* **Exercise brief**: Exactly reproduce each entry, leaving out nothing.

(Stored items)
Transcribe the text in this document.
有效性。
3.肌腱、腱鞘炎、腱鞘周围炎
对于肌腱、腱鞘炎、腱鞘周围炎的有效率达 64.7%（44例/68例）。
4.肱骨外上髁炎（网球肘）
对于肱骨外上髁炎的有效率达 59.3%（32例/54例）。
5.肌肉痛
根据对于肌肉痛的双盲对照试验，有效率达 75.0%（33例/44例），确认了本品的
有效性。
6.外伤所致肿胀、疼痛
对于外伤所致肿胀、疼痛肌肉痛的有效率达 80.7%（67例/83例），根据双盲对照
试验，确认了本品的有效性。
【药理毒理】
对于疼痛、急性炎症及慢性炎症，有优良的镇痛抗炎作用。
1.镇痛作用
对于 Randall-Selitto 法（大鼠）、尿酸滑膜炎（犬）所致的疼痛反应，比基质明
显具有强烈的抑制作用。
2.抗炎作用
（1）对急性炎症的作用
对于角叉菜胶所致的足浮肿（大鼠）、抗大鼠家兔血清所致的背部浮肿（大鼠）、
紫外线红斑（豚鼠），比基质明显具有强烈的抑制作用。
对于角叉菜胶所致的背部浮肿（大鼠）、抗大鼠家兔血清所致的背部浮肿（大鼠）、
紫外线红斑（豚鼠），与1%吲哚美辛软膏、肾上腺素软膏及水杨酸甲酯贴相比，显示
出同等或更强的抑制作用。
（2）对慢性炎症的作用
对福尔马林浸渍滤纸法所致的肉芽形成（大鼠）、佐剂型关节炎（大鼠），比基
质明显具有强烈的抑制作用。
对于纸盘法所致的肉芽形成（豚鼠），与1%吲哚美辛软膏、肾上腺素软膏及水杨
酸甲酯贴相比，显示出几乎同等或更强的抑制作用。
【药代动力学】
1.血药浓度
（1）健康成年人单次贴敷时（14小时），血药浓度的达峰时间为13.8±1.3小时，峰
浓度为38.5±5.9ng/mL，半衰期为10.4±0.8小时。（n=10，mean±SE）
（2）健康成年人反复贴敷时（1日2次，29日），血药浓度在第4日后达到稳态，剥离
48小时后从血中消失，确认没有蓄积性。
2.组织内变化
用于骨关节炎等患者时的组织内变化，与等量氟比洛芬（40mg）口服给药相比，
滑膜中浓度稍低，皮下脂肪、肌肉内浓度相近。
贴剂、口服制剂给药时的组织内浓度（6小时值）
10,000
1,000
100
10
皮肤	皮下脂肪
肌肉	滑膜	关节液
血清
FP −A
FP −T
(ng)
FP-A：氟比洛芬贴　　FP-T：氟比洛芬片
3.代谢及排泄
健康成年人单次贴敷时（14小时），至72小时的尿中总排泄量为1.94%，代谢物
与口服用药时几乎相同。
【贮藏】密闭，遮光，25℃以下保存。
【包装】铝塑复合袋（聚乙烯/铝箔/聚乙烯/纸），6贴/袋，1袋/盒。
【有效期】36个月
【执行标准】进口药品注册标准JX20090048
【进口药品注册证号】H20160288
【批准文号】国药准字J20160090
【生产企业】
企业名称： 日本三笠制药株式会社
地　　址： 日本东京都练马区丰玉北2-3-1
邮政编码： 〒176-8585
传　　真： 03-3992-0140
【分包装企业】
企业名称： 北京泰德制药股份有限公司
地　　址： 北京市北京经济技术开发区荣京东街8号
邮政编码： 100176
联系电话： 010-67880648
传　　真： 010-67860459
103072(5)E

* **Task result**:
Transcribe the text in this document.
有效性。
3.肌腱、腱鞘炎、腱鞘周围炎
对于肌腱、腱鞘炎、腱鞘周围炎的有效率达 64.7%（44例/68例）。
4.肱骨外上髁炎（网球肘）
对于肱骨外上髁炎的有效率达 59.3%（32例/54例）。
5.肌肉痛
根据对于肌肉痛的双盲对照试验，有效率达 75.0%（33例/44例），确认了本品的
有效性。
6.外伤所致肿胀、疼痛
对于外伤所致肿胀、疼痛肌肉痛的有效率达 80.7%（67例/83例），根据双盲对照
试验，确认了本品的有效性。
【药理毒理】
对于疼痛、急性炎症及慢性炎症，有优良的镇痛抗炎作用。
1.镇痛作用
对于 Randall-Selitto 法（大鼠）、尿酸滑膜炎（犬）所致的疼痛反应，比基质明
显具有强烈的抑制作用。
2.抗炎作用
（1）对急性炎症的作用
对于角叉菜胶所致的足浮肿（大鼠）、抗大鼠家兔血清所致的背部浮肿（大鼠）、
紫外线红斑（豚鼠），比基质明显具有强烈的抑制作用。
对于角叉菜胶所致的背部浮肿（大鼠）、抗大鼠家兔血清所致的背部浮肿（大鼠）、
紫外线红斑（豚鼠），与1%吲哚美辛软膏、肾上腺素软膏及水杨酸甲酯贴相比，显示
出同等或更强的抑制作用。
（2）对慢性炎症的作用
对福尔马林浸渍滤纸法所致的肉芽形成（大鼠）、佐剂型关节炎（大鼠），比基
质明显具有强烈的抑制作用。
对于纸盘法所致的肉芽形成（豚鼠），与1%吲哚美辛软膏、肾上腺素软膏及水杨
酸甲酯贴相比，显示出几乎同等或更强的抑制作用。
【药代动力学】
1.血药浓度
（1）健康成年人单次贴敷时（14小时），血药浓度的达峰时间为13.8±1.3小时，峰
浓度为38.5±5.9ng/mL，半衰期为10.4±0.8小时。（n=10，mean±SE）
（2）健康成年人反复贴敷时（1日2次，29日），血药浓度在第4日后达到稳态，剥离
48小时后从血中消失，确认没有蓄积性。
2.组织内变化
用于骨关节炎等患者时的组织内变化，与等量氟比洛芬（40mg）口服给药相比，
滑膜中浓度稍低，皮下脂肪、肌肉内浓度相近。
贴剂、口服制剂给药时的组织内浓度（6小时值）
10,000
1,000
100
10
皮肤	皮下脂肪
肌肉	滑膜	关节液
血清
FP −A
FP −T
(ng)
FP-A：氟比洛芬贴　　FP-T：氟比洛芬片
3.代谢及排泄
健康成年人单次贴敷时（14小时），至72小时的尿中总排泄量为1.94%，代谢物
与口服用药时几乎相同。
【贮藏】密闭，遮光，25℃以下保存。
【包装】铝塑复合袋（聚乙烯/铝箔/聚乙烯/纸），6贴/袋，1袋/盒。
【有效期】36个月
【执行标准】进口药品注册标准JX20090048
【进口药品注册证号】H20160288
【批准文号】国药准字J20160090
【生产企业】
企业名称： 日本三笠制药株式会社
地　　址： 日本东京都练马区丰玉北2-3-1
邮政编码： 〒176-8585
传　　真： 03-3992-0140
【分包装企业】
企业名称： 北京泰德制药股份有限公司
地　　址： 北京市北京经济技术开发区荣京东街8号
邮政编码： 100176
联系电话： 010-67880648
传　　真： 010-67860459
103072(5)E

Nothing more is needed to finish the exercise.